* _Exercise directions_: Please reproduce every record, keeping each one exactly as written.

(Extracted data entries)
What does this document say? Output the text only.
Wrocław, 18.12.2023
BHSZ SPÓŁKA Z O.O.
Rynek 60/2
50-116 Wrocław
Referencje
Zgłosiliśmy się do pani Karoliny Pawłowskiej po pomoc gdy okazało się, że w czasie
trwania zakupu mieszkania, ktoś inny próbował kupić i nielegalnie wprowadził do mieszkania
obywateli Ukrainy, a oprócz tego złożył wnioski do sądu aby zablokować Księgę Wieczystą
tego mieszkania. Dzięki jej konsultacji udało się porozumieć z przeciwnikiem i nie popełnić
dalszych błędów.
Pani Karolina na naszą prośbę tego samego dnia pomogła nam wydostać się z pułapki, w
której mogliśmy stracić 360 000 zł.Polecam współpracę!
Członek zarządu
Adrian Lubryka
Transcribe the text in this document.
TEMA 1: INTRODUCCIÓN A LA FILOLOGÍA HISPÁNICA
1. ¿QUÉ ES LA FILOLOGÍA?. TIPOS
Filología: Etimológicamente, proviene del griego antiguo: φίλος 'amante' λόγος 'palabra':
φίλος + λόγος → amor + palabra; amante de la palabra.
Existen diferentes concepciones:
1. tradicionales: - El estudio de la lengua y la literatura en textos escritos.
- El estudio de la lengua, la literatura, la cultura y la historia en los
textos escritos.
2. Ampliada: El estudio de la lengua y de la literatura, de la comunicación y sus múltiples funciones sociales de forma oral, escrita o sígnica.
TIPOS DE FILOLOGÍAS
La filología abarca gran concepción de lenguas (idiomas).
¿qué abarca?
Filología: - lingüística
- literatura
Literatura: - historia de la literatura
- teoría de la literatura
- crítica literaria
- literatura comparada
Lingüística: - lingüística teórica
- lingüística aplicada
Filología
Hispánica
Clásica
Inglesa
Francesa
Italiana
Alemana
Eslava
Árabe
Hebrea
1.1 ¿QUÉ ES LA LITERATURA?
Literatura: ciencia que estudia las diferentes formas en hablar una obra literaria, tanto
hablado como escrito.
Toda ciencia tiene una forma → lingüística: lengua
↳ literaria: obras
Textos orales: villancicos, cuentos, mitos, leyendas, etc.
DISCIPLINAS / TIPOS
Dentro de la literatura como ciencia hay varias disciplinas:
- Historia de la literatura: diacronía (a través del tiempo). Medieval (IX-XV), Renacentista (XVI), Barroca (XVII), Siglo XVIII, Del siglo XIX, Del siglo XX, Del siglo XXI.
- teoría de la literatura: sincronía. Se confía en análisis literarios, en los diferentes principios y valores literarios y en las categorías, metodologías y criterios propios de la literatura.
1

* _Answer_:
What does this document say? Output the text only.
Wrocław, 18.12.2023
BHSZ SPÓŁKA Z O.O.
Rynek 60/2
50-116 Wrocław
Referencje
Zgłosiliśmy się do pani Karoliny Pawłowskiej po pomoc gdy okazało się, że w czasie
trwania zakupu mieszkania, ktoś inny próbował kupić i nielegalnie wprowadził do mieszkania
obywateli Ukrainy, a oprócz tego złożył wnioski do sądu aby zablokować Księgę Wieczystą
tego mieszkania. Dzięki jej konsultacji udało się porozumieć z przeciwnikiem i nie popełnić
dalszych błędów.
Pani Karolina na naszą prośbę tego samego dnia pomogła nam wydostać się z pułapki, w
której mogliśmy stracić 360 000 zł.Polecam współpracę!
Członek zarządu
Adrian Lubryka
Transcribe the text in this document.
TEMA 1: INTRODUCCIÓN A LA FILOLOGÍA HISPÁNICA
1. ¿QUÉ ES LA FILOLOGÍA?. TIPOS
Filología: Etimológicamente, proviene del griego antiguo: φίλος 'amante' λόγος 'palabra':
φίλος + λόγος → amor + palabra; amante de la palabra.
Existen diferentes concepciones:
1. tradicionales: - El estudio de la lengua y la literatura en textos escritos.
- El estudio de la lengua, la literatura, la cultura y la historia en los
textos escritos.
2. Ampliada: El estudio de la lengua y de la literatura, de la comunicación y sus múltiples funciones sociales de forma oral, escrita o sígnica.
TIPOS DE FILOLOGÍAS
La filología abarca gran concepción de lenguas (idiomas).
¿qué abarca?
Filología: - lingüística
- literatura
Literatura: - historia de la literatura
- teoría de la literatura
- crítica literaria
- literatura comparada
Lingüística: - lingüística teórica
- lingüística aplicada
Filología
Hispánica
Clásica
Inglesa
Francesa
Italiana
Alemana
Eslava
Árabe
Hebrea
1.1 ¿QUÉ ES LA LITERATURA?
Literatura: ciencia que estudia las diferentes formas en hablar una obra literaria, tanto
hablado como escrito.
Toda ciencia tiene una forma → lingüística: lengua
↳ literaria: obras
Textos orales: villancicos, cuentos, mitos, leyendas, etc.
DISCIPLINAS / TIPOS
Dentro de la literatura como ciencia hay varias disciplinas:
- Historia de la literatura: diacronía (a través del tiempo). Medieval (IX-XV), Renacentista (XVI), Barroca (XVII), Siglo XVIII, Del siglo XIX, Del siglo XX, Del siglo XXI.
- teoría de la literatura: sincronía. Se confía en análisis literarios, en los diferentes principios y valores literarios y en las categorías, metodologías y criterios propios de la literatura.
1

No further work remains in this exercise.